(Dataset rows)
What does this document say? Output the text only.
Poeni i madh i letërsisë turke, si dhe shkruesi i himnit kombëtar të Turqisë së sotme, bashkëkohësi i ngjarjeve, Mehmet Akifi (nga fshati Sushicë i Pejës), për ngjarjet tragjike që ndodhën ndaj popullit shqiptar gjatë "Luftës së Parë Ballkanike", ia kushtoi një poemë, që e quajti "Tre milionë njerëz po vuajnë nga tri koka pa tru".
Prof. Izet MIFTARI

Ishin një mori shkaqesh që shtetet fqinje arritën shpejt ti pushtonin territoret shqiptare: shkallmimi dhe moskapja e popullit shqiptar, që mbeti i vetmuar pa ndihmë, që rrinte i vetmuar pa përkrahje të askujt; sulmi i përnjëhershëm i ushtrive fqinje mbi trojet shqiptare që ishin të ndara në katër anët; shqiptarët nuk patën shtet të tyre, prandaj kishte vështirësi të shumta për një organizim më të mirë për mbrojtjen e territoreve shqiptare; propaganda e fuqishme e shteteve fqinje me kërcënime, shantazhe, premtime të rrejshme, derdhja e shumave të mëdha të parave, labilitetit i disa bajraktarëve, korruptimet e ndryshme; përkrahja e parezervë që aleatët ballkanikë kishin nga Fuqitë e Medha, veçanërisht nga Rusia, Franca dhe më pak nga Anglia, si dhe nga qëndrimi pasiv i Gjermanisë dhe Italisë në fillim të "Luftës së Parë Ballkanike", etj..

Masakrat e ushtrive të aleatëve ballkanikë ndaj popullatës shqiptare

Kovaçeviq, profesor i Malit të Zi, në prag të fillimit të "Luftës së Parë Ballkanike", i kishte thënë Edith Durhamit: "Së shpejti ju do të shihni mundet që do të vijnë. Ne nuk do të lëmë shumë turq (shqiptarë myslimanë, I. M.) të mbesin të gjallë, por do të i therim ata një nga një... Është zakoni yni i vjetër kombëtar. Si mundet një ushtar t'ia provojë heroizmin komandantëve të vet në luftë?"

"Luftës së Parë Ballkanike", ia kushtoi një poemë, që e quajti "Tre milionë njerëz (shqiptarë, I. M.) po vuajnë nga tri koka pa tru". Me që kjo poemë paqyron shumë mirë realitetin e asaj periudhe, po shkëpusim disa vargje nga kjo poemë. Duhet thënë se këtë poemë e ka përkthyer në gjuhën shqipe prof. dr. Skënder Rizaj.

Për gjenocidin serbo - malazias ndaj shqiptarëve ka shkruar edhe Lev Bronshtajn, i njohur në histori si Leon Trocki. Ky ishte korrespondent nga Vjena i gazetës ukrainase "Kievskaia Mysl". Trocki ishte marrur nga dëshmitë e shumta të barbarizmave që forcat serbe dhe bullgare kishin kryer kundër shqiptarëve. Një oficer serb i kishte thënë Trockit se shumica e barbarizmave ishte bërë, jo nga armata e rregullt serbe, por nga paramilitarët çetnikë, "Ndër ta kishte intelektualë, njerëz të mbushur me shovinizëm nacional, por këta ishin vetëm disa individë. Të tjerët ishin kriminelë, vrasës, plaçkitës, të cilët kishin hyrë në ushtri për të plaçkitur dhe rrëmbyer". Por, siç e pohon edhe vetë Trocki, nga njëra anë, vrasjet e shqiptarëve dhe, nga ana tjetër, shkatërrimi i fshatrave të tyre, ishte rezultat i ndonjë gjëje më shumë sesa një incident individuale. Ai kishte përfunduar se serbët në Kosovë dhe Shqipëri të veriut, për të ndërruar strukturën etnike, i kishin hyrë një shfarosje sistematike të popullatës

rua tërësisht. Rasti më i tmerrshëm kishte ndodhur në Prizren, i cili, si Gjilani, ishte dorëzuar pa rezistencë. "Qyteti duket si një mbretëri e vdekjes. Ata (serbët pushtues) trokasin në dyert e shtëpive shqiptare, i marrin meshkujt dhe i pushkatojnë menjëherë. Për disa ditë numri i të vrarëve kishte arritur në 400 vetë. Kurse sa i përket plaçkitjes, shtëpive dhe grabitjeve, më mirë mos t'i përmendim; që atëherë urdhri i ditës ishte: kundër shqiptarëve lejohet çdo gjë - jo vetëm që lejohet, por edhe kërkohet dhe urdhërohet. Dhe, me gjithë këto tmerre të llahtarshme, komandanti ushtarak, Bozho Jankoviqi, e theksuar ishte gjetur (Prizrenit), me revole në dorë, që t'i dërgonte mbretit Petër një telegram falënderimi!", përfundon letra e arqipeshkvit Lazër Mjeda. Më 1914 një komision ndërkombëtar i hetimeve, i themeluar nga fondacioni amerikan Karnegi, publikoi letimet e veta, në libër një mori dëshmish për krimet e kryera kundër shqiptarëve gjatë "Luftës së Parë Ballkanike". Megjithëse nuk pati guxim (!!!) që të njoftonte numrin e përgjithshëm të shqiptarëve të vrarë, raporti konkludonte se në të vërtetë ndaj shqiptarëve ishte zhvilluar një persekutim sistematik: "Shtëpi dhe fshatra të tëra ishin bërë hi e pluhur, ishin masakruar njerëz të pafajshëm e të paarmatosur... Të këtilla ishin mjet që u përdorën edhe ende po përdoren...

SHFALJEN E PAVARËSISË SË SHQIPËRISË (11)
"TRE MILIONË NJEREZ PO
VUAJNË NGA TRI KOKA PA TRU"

What you need to do
Repeat all entries. Match them exactly.

Written response
What does this document say? Output the text only.
Poeni i madh i letërsisë turke, si dhe shkruesi i himnit kombëtar të Turqisë së sotme, bashkëkohësi i ngjarjeve, Mehmet Akifi (nga fshati Sushicë i Pejës), për ngjarjet tragjike që ndodhën ndaj popullit shqiptar gjatë "Luftës së Parë Ballkanike", ia kushtoi një poemë, që e quajti "Tre milionë njerëz po vuajnë nga tri koka pa tru".
Prof. Izet MIFTARI

Ishin një mori shkaqesh që shtetet fqinje arritën shpejt ti pushtonin territoret shqiptare: shkallmimi dhe moskapja e popullit shqiptar, që mbeti i vetmuar pa ndihmë, që rrinte i vetmuar pa përkrahje të askujt; sulmi i përnjëhershëm i ushtrive fqinje mbi trojet shqiptare që ishin të ndara në katër anët; shqiptarët nuk patën shtet të tyre, prandaj kishte vështirësi të shumta për një organizim më të mirë për mbrojtjen e territoreve shqiptare; propaganda e fuqishme e shteteve fqinje me kërcënime, shantazhe, premtime të rrejshme, derdhja e shumave të mëdha të parave, labilitetit i disa bajraktarëve, korruptimet e ndryshme; përkrahja e parezervë që aleatët ballkanikë kishin nga Fuqitë e Medha, veçanërisht nga Rusia, Franca dhe më pak nga Anglia, si dhe nga qëndrimi pasiv i Gjermanisë dhe Italisë në fillim të "Luftës së Parë Ballkanike", etj..

Masakrat e ushtrive të aleatëve ballkanikë ndaj popullatës shqiptare

Kovaçeviq, profesor i Malit të Zi, në prag të fillimit të "Luftës së Parë Ballkanike", i kishte thënë Edith Durhamit: "Së shpejti ju do të shihni mundet që do të vijnë. Ne nuk do të lëmë shumë turq (shqiptarë myslimanë, I. M.) të mbesin të gjallë, por do të i therim ata një nga një... Është zakoni yni i vjetër kombëtar. Si mundet një ushtar t'ia provojë heroizmin komandantëve të vet në luftë?"

"Luftës së Parë Ballkanike", ia kushtoi një poemë, që e quajti "Tre milionë njerëz (shqiptarë, I. M.) po vuajnë nga tri koka pa tru". Me që kjo poemë paqyron shumë mirë realitetin e asaj periudhe, po shkëpusim disa vargje nga kjo poemë. Duhet thënë se këtë poemë e ka përkthyer në gjuhën shqipe prof. dr. Skënder Rizaj.

Për gjenocidin serbo - malazias ndaj shqiptarëve ka shkruar edhe Lev Bronshtajn, i njohur në histori si Leon Trocki. Ky ishte korrespondent nga Vjena i gazetës ukrainase "Kievskaia Mysl". Trocki ishte marrur nga dëshmitë e shumta të barbarizmave që forcat serbe dhe bullgare kishin kryer kundër shqiptarëve. Një oficer serb i kishte thënë Trockit se shumica e barbarizmave ishte bërë, jo nga armata e rregullt serbe, por nga paramilitarët çetnikë, "Ndër ta kishte intelektualë, njerëz të mbushur me shovinizëm nacional, por këta ishin vetëm disa individë. Të tjerët ishin kriminelë, vrasës, plaçkitës, të cilët kishin hyrë në ushtri për të plaçkitur dhe rrëmbyer". Por, siç e pohon edhe vetë Trocki, nga njëra anë, vrasjet e shqiptarëve dhe, nga ana tjetër, shkatërrimi i fshatrave të tyre, ishte rezultat i ndonjë gjëje më shumë sesa një incident individuale. Ai kishte përfunduar se serbët në Kosovë dhe Shqipëri të veriut, për të ndërruar strukturën etnike, i kishin hyrë një shfarosje sistematike të popullatës

rua tërësisht. Rasti më i tmerrshëm kishte ndodhur në Prizren, i cili, si Gjilani, ishte dorëzuar pa rezistencë. "Qyteti duket si një mbretëri e vdekjes. Ata (serbët pushtues) trokasin në dyert e shtëpive shqiptare, i marrin meshkujt dhe i pushkatojnë menjëherë. Për disa ditë numri i të vrarëve kishte arritur në 400 vetë. Kurse sa i përket plaçkitjes, shtëpive dhe grabitjeve, më mirë mos t'i përmendim; që atëherë urdhri i ditës ishte: kundër shqiptarëve lejohet çdo gjë - jo vetëm që lejohet, por edhe kërkohet dhe urdhërohet. Dhe, me gjithë këto tmerre të llahtarshme, komandanti ushtarak, Bozho Jankoviqi, e theksuar ishte gjetur (Prizrenit), me revole në dorë, që t'i dërgonte mbretit Petër një telegram falënderimi!", përfundon letra e arqipeshkvit Lazër Mjeda. Më 1914 një komision ndërkombëtar i hetimeve, i themeluar nga fondacioni amerikan Karnegi, publikoi letimet e veta, në libër një mori dëshmish për krimet e kryera kundër shqiptarëve gjatë "Luftës së Parë Ballkanike". Megjithëse nuk pati guxim (!!!) që të njoftonte numrin e përgjithshëm të shqiptarëve të vrarë, raporti konkludonte se në të vërtetë ndaj shqiptarëve ishte zhvilluar një persekutim sistematik: "Shtëpi dhe fshatra të tëra ishin bërë hi e pluhur, ishin masakruar njerëz të pafajshëm e të paarmatosur... Të këtilla ishin mjet që u përdorën edhe ende po përdoren...

SHFALJEN E PAVARËSISË SË SHQIPËRISË (11)
"TRE MILIONË NJEREZ PO
VUAJNË NGA TRI KOKA PA TRU"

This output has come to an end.